#### [Challenge]
Starting from the line containing "Enumerate this screenshot's", write out the rest of the entries exactly, through the final line, including nothing else.

#### [Data section]
※
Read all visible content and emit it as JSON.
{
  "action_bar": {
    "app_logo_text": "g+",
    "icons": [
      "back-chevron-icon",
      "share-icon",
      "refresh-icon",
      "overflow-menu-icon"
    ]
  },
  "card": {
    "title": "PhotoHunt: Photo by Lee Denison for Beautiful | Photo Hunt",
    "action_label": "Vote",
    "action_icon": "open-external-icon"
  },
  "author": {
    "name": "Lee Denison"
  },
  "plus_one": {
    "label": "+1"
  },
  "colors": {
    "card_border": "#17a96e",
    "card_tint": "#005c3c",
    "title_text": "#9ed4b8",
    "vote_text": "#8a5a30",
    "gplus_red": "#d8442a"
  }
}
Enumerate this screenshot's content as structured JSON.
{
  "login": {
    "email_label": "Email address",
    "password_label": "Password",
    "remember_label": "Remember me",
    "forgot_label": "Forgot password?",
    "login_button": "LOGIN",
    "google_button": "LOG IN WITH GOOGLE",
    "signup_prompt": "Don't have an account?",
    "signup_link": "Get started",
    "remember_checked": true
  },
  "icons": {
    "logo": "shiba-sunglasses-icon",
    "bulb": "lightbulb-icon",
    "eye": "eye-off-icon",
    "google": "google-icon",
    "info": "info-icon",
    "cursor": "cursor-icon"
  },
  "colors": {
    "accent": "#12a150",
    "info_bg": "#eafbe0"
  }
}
※
#### [Result]
Enumerate this screenshot's content as structured JSON.
{
  "login": {
    "email_label": "Email address",
    "password_label": "Password",
    "remember_label": "Remember me",
    "forgot_label": "Forgot password?",
    "login_button": "LOGIN",
    "google_button": "LOG IN WITH GOOGLE",
    "signup_prompt": "Don't have an account?",
    "signup_link": "Get started",
    "remember_checked": true
  },
  "icons": {
    "logo": "shiba-sunglasses-icon",
    "bulb": "lightbulb-icon",
    "eye": "eye-off-icon",
    "google": "google-icon",
    "info": "info-icon",
    "cursor": "cursor-icon"
  },
  "colors": {
    "accent": "#12a150",
    "info_bg": "#eafbe0"
  }
}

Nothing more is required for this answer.